## REQUEST:
Restate the entries below word for word, omitting nothing.

## TASK INPUTS:
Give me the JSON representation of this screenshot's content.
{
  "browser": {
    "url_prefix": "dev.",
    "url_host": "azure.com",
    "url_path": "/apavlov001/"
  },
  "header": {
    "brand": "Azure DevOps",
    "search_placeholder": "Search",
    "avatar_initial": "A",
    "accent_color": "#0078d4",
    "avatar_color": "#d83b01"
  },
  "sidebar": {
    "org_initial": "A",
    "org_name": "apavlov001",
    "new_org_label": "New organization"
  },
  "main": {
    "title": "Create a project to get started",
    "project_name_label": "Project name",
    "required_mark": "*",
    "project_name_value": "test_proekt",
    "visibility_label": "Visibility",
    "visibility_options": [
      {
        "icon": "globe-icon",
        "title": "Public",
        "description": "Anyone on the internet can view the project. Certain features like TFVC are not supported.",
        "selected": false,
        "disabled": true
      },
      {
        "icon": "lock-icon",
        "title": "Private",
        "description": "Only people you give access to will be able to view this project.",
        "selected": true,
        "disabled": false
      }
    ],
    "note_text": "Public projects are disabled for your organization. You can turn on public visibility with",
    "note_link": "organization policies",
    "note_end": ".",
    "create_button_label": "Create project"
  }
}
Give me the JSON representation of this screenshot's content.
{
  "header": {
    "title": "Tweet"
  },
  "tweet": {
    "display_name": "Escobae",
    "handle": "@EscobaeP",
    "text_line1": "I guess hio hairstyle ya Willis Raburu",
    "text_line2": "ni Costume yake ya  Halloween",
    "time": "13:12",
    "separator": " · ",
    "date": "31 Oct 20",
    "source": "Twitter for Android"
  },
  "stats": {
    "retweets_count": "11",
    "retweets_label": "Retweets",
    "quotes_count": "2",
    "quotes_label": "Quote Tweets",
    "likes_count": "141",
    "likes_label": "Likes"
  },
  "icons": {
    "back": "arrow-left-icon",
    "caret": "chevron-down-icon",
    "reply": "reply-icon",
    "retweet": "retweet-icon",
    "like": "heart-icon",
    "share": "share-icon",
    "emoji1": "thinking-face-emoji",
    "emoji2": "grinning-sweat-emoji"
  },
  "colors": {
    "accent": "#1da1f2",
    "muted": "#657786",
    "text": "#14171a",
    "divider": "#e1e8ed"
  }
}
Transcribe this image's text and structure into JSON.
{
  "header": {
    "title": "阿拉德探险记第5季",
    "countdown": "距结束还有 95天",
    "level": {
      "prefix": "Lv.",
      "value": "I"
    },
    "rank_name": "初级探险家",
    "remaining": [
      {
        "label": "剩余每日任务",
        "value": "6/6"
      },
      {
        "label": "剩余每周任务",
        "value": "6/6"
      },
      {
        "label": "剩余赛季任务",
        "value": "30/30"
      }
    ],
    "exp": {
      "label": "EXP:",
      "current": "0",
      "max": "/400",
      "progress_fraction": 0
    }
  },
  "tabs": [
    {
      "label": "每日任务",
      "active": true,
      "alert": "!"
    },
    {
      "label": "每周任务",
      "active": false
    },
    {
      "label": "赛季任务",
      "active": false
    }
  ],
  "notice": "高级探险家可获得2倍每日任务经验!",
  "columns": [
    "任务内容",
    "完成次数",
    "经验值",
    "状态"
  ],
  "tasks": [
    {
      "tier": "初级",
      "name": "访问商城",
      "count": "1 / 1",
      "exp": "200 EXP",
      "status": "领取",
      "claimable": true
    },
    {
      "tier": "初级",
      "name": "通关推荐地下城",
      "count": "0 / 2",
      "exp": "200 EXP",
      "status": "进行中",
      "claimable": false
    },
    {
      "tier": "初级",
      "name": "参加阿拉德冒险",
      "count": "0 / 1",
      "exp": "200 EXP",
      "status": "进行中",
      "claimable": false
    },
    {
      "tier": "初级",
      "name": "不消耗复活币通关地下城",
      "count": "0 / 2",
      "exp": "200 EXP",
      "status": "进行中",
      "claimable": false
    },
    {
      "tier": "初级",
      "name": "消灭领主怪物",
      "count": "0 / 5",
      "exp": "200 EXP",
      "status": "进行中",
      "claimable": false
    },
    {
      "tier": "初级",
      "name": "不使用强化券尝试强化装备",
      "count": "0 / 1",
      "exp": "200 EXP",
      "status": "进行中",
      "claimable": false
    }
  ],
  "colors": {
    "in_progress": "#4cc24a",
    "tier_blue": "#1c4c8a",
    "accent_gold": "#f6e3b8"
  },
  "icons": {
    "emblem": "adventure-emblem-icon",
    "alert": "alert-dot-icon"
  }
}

## RESPONSE:
Give me the JSON representation of this screenshot's content.
{
  "browser": {
    "url_prefix": "dev.",
    "url_host": "azure.com",
    "url_path": "/apavlov001/"
  },
  "header": {
    "brand": "Azure DevOps",
    "search_placeholder": "Search",
    "avatar_initial": "A",
    "accent_color": "#0078d4",
    "avatar_color": "#d83b01"
  },
  "sidebar": {
    "org_initial": "A",
    "org_name": "apavlov001",
    "new_org_label": "New organization"
  },
  "main": {
    "title": "Create a project to get started",
    "project_name_label": "Project name",
    "required_mark": "*",
    "project_name_value": "test_proekt",
    "visibility_label": "Visibility",
    "visibility_options": [
      {
        "icon": "globe-icon",
        "title": "Public",
        "description": "Anyone on the internet can view the project. Certain features like TFVC are not supported.",
        "selected": false,
        "disabled": true
      },
      {
        "icon": "lock-icon",
        "title": "Private",
        "description": "Only people you give access to will be able to view this project.",
        "selected": true,
        "disabled": false
      }
    ],
    "note_text": "Public projects are disabled for your organization. You can turn on public visibility with",
    "note_link": "organization policies",
    "note_end": ".",
    "create_button_label": "Create project"
  }
}
Give me the JSON representation of this screenshot's content.
{
  "header": {
    "title": "Tweet"
  },
  "tweet": {
    "display_name": "Escobae",
    "handle": "@EscobaeP",
    "text_line1": "I guess hio hairstyle ya Willis Raburu",
    "text_line2": "ni Costume yake ya  Halloween",
    "time": "13:12",
    "separator": " · ",
    "date": "31 Oct 20",
    "source": "Twitter for Android"
  },
  "stats": {
    "retweets_count": "11",
    "retweets_label": "Retweets",
    "quotes_count": "2",
    "quotes_label": "Quote Tweets",
    "likes_count": "141",
    "likes_label": "Likes"
  },
  "icons": {
    "back": "arrow-left-icon",
    "caret": "chevron-down-icon",
    "reply": "reply-icon",
    "retweet": "retweet-icon",
    "like": "heart-icon",
    "share": "share-icon",
    "emoji1": "thinking-face-emoji",
    "emoji2": "grinning-sweat-emoji"
  },
  "colors": {
    "accent": "#1da1f2",
    "muted": "#657786",
    "text": "#14171a",
    "divider": "#e1e8ed"
  }
}
Transcribe this image's text and structure into JSON.
{
  "header": {
    "title": "阿拉德探险记第5季",
    "countdown": "距结束还有 95天",
    "level": {
      "prefix": "Lv.",
      "value": "I"
    },
    "rank_name": "初级探险家",
    "remaining": [
      {
        "label": "剩余每日任务",
        "value": "6/6"
      },
      {
        "label": "剩余每周任务",
        "value": "6/6"
      },
      {
        "label": "剩余赛季任务",
        "value": "30/30"
      }
    ],
    "exp": {
      "label": "EXP:",
      "current": "0",
      "max": "/400",
      "progress_fraction": 0
    }
  },
  "tabs": [
    {
      "label": "每日任务",
      "active": true,
      "alert": "!"
    },
    {
      "label": "每周任务",
      "active": false
    },
    {
      "label": "赛季任务",
      "active": false
    }
  ],
  "notice": "高级探险家可获得2倍每日任务经验!",
  "columns": [
    "任务内容",
    "完成次数",
    "经验值",
    "状态"
  ],
  "tasks": [
    {
      "tier": "初级",
      "name": "访问商城",
      "count": "1 / 1",
      "exp": "200 EXP",
      "status": "领取",
      "claimable": true
    },
    {
      "tier": "初级",
      "name": "通关推荐地下城",
      "count": "0 / 2",
      "exp": "200 EXP",
      "status": "进行中",
      "claimable": false
    },
    {
      "tier": "初级",
      "name": "参加阿拉德冒险",
      "count": "0 / 1",
      "exp": "200 EXP",
      "status": "进行中",
      "claimable": false
    },
    {
      "tier": "初级",
      "name": "不消耗复活币通关地下城",
      "count": "0 / 2",
      "exp": "200 EXP",
      "status": "进行中",
      "claimable": false
    },
    {
      "tier": "初级",
      "name": "消灭领主怪物",
      "count": "0 / 5",
      "exp": "200 EXP",
      "status": "进行中",
      "claimable": false
    },
    {
      "tier": "初级",
      "name": "不使用强化券尝试强化装备",
      "count": "0 / 1",
      "exp": "200 EXP",
      "status": "进行中",
      "claimable": false
    }
  ],
  "colors": {
    "in_progress": "#4cc24a",
    "tier_blue": "#1c4c8a",
    "accent_gold": "#f6e3b8"
  },
  "icons": {
    "emblem": "adventure-emblem-icon",
    "alert": "alert-dot-icon"
  }
}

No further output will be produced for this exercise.